**THE PROBLEM**. Exactly as written, quote every line that follows, skipping the images.
# start of RECORDS FOR THIS EXERCISE
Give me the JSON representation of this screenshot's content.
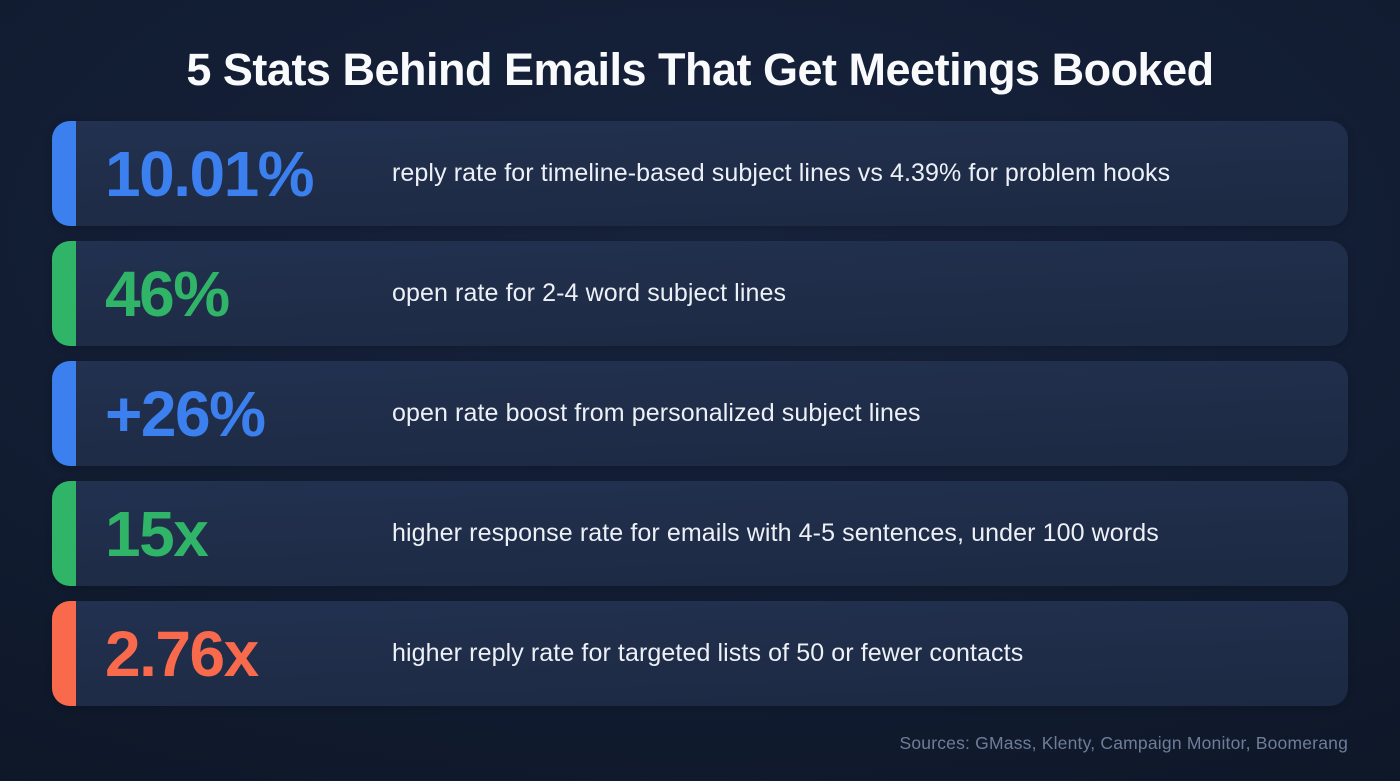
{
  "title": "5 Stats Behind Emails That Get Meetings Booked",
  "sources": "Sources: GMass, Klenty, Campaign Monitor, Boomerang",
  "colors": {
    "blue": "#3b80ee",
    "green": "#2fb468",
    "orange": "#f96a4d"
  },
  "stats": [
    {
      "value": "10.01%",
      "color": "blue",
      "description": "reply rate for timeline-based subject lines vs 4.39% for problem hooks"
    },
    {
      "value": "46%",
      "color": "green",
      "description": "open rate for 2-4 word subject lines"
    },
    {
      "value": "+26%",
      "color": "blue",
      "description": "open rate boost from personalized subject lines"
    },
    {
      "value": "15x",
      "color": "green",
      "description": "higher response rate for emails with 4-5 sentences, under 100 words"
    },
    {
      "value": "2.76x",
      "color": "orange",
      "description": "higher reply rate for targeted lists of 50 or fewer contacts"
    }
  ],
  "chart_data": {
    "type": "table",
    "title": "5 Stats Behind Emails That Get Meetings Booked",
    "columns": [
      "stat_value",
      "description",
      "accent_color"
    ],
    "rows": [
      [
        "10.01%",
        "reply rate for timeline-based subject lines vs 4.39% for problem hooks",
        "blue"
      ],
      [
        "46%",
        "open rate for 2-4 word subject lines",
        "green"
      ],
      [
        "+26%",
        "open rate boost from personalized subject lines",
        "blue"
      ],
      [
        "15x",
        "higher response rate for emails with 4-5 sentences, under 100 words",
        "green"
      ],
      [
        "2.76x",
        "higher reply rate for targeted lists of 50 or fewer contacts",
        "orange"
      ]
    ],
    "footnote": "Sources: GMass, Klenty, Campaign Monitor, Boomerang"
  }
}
# end of RECORDS FOR THIS EXERCISE
**EXERCISE OUTPUT**.
Give me the JSON representation of this screenshot's content.
{
  "title": "5 Stats Behind Emails That Get Meetings Booked",
  "sources": "Sources: GMass, Klenty, Campaign Monitor, Boomerang",
  "colors": {
    "blue": "#3b80ee",
    "green": "#2fb468",
    "orange": "#f96a4d"
  },
  "stats": [
    {
      "value": "10.01%",
      "color": "blue",
      "description": "reply rate for timeline-based subject lines vs 4.39% for problem hooks"
    },
    {
      "value": "46%",
      "color": "green",
      "description": "open rate for 2-4 word subject lines"
    },
    {
      "value": "+26%",
      "color": "blue",
      "description": "open rate boost from personalized subject lines"
    },
    {
      "value": "15x",
      "color": "green",
      "description": "higher response rate for emails with 4-5 sentences, under 100 words"
    },
    {
      "value": "2.76x",
      "color": "orange",
      "description": "higher reply rate for targeted lists of 50 or fewer contacts"
    }
  ],
  "chart_data": {
    "type": "table",
    "title": "5 Stats Behind Emails That Get Meetings Booked",
    "columns": [
      "stat_value",
      "description",
      "accent_color"
    ],
    "rows": [
      [
        "10.01%",
        "reply rate for timeline-based subject lines vs 4.39% for problem hooks",
        "blue"
      ],
      [
        "46%",
        "open rate for 2-4 word subject lines",
        "green"
      ],
      [
        "+26%",
        "open rate boost from personalized subject lines",
        "blue"
      ],
      [
        "15x",
        "higher response rate for emails with 4-5 sentences, under 100 words",
        "green"
      ],
      [
        "2.76x",
        "higher reply rate for targeted lists of 50 or fewer contacts",
        "orange"
      ]
    ],
    "footnote": "Sources: GMass, Klenty, Campaign Monitor, Boomerang"
  }
}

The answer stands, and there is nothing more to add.